Reproduce the entries word for word, and omit any picture you find in them.
************
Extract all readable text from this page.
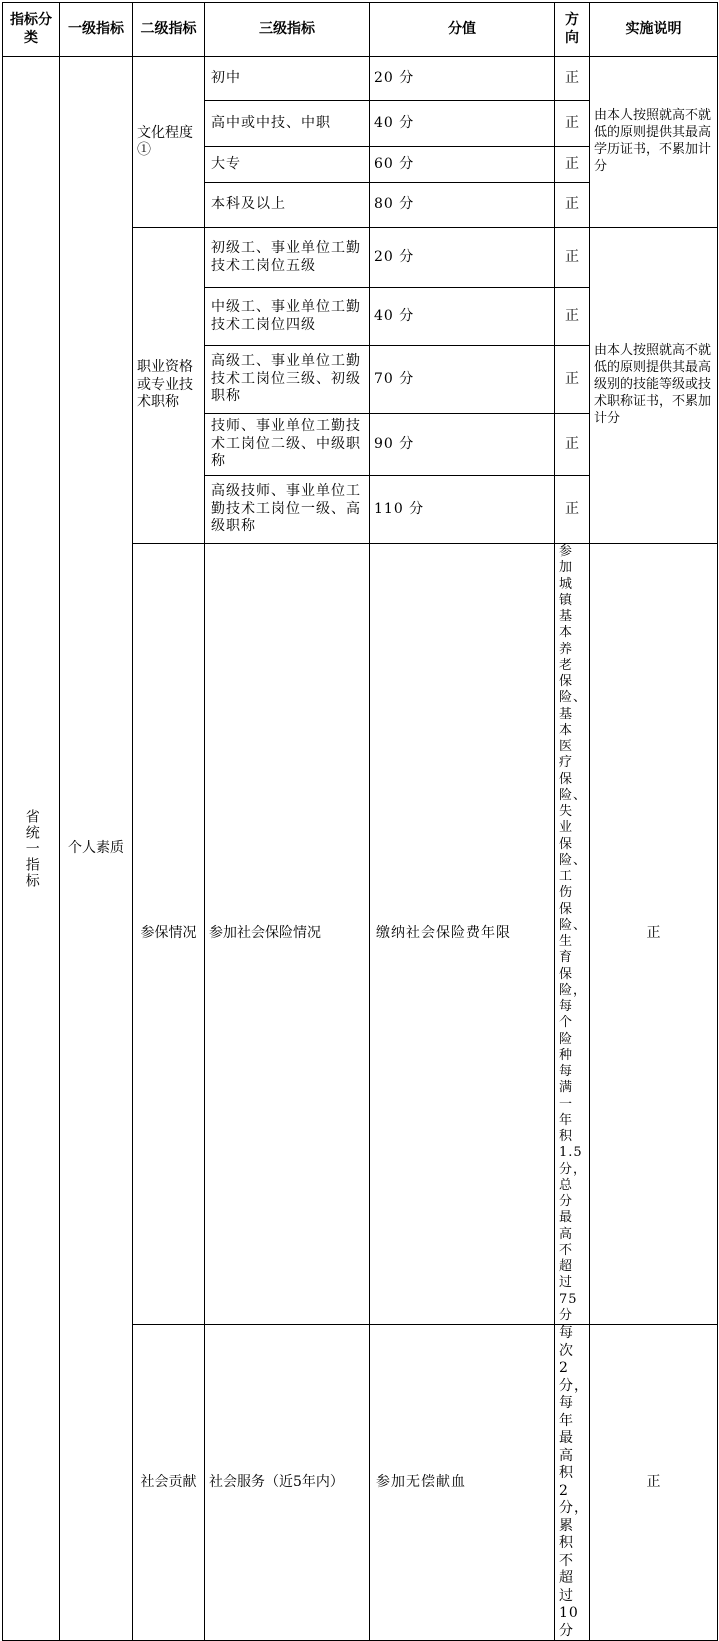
指标分类	一级指标	二级指标	三级指标	分值	方向	实施说明	

省统一指标	个人素质	文化程度①	初中	20 分	正	由本人按照就高不就低的原则提供其最高学历证书，不累加计分	
			高中或中技、中职	40 分	正		
			大专	60 分	正		
			本科及以上	80 分	正		
		职业资格或专业技术职称	初级工、事业单位工勤技术工岗位五级	20 分	正	由本人按照就高不就低的原则提供其最高级别的技能等级或技术职称证书，不累加计分	
			中级工、事业单位工勤技术工岗位四级	40 分	正		
			高级工、事业单位工勤技术工岗位三级、初级职称	70 分	正		
			技师、事业单位工勤技术工岗位二级、中级职称	90 分	正		
			高级技师、事业单位工勤技术工岗位一级、高级职称	110 分	正		
		参保情况	参加社会保险情况	缴纳社会保险费年限	参加城镇基本养老保险、基本医疗保险、失业保险、工伤保险、生育保险，每个险种每满一年积 1.5 分，总分最高不超过 75 分	正	
		社会贡献	社会服务（近5年内）	参加无偿献血	每次 2 分，每年最高积 2 分，累积不超过 10 分	正	
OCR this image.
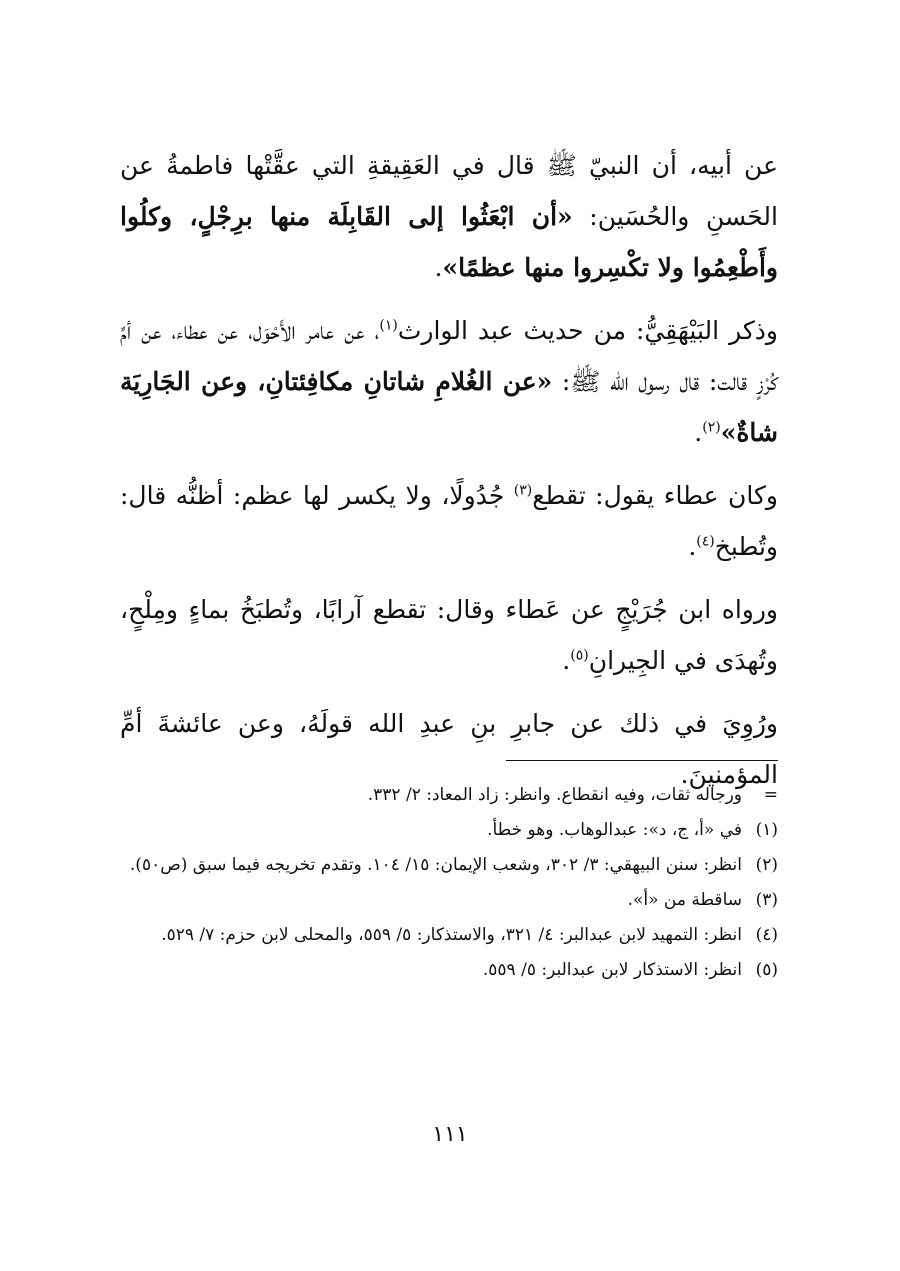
عن أبيه، أن النبيّ ﷺ قال في العَقِيقةِ التي عقَّتْها فاطمةُ عن الحَسنِ والحُسَين: «أن ابْعَثُوا إلى القَابِلَة منها برِجْلٍ، وكلُوا وأَطْعِمُوا ولا تكْسِروا منها عظمًا».

وذكر البَيْهَقِيُّ: من حديث عبد الوارث$^{(١)}$، عن عامر الأَحْوَل، عن عطاء، عن أمِّ كُرْزٍ قالت: قال رسول الله ﷺ: «عن الغُلامِ شاتانِ مكافِئتانِ، وعن الجَارِيَة شاةٌ»$^{(٢)}$.

وكان عطاء يقول: تقطع$^{(٣)}$ جُدُولًا، ولا يكسر لها عظم: أظنُّه قال: وتُطبخ$^{(٤)}$.

ورواه ابن جُرَيْجٍ عن عَطاء وقال: تقطع آرابًا، وتُطبَخُ بماءٍ ومِلْحٍ، وتُهدَى في الجِيرانِ$^{(٥)}$.

ورُوِيَ في ذلك عن جابرِ بنِ عبدِ الله قولَهُ، وعن عائشةَ أمِّ المؤمنينَ.

=
ورجاله ثقات، وفيه انقطاع. وانظر: زاد المعاد: ٢/ ٣٣٢.
(١)
في «أ، ج، د»: عبدالوهاب. وهو خطأ.
(٢)
انظر: سنن البيهقي: ٣/ ٣٠٢، وشعب الإيمان: ١٥/ ١٠٤. وتقدم تخريجه فيما سبق (ص٥٠).
(٣)
ساقطة من «أ».
(٤)
انظر: التمهيد لابن عبدالبر: ٤/ ٣٢١، والاستذكار: ٥/ ٥٥٩، والمحلى لابن حزم: ٧/ ٥٢٩.
(٥)
انظر: الاستذكار لابن عبدالبر: ٥/ ٥٥٩.
١١١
************
> [WRITTEN RESPONSE]
Extract all readable text from this page.
指标分类	一级指标	二级指标	三级指标	分值	方向	实施说明	

省统一指标	个人素质	文化程度①	初中	20 分	正	由本人按照就高不就低的原则提供其最高学历证书，不累加计分	
			高中或中技、中职	40 分	正		
			大专	60 分	正		
			本科及以上	80 分	正		
		职业资格或专业技术职称	初级工、事业单位工勤技术工岗位五级	20 分	正	由本人按照就高不就低的原则提供其最高级别的技能等级或技术职称证书，不累加计分	
			中级工、事业单位工勤技术工岗位四级	40 分	正		
			高级工、事业单位工勤技术工岗位三级、初级职称	70 分	正		
			技师、事业单位工勤技术工岗位二级、中级职称	90 分	正		
			高级技师、事业单位工勤技术工岗位一级、高级职称	110 分	正		
		参保情况	参加社会保险情况	缴纳社会保险费年限	参加城镇基本养老保险、基本医疗保险、失业保险、工伤保险、生育保险，每个险种每满一年积 1.5 分，总分最高不超过 75 分	正	
		社会贡献	社会服务（近5年内）	参加无偿献血	每次 2 分，每年最高积 2 分，累积不超过 10 分	正	
OCR this image.
عن أبيه، أن النبيّ ﷺ قال في العَقِيقةِ التي عقَّتْها فاطمةُ عن الحَسنِ والحُسَين: «أن ابْعَثُوا إلى القَابِلَة منها برِجْلٍ، وكلُوا وأَطْعِمُوا ولا تكْسِروا منها عظمًا».

وذكر البَيْهَقِيُّ: من حديث عبد الوارث$^{(١)}$، عن عامر الأَحْوَل، عن عطاء، عن أمِّ كُرْزٍ قالت: قال رسول الله ﷺ: «عن الغُلامِ شاتانِ مكافِئتانِ، وعن الجَارِيَة شاةٌ»$^{(٢)}$.

وكان عطاء يقول: تقطع$^{(٣)}$ جُدُولًا، ولا يكسر لها عظم: أظنُّه قال: وتُطبخ$^{(٤)}$.

ورواه ابن جُرَيْجٍ عن عَطاء وقال: تقطع آرابًا، وتُطبَخُ بماءٍ ومِلْحٍ، وتُهدَى في الجِيرانِ$^{(٥)}$.

ورُوِيَ في ذلك عن جابرِ بنِ عبدِ الله قولَهُ، وعن عائشةَ أمِّ المؤمنينَ.

=
ورجاله ثقات، وفيه انقطاع. وانظر: زاد المعاد: ٢/ ٣٣٢.
(١)
في «أ، ج، د»: عبدالوهاب. وهو خطأ.
(٢)
انظر: سنن البيهقي: ٣/ ٣٠٢، وشعب الإيمان: ١٥/ ١٠٤. وتقدم تخريجه فيما سبق (ص٥٠).
(٣)
ساقطة من «أ».
(٤)
انظر: التمهيد لابن عبدالبر: ٤/ ٣٢١، والاستذكار: ٥/ ٥٥٩، والمحلى لابن حزم: ٧/ ٥٢٩.
(٥)
انظر: الاستذكار لابن عبدالبر: ٥/ ٥٥٩.
١١١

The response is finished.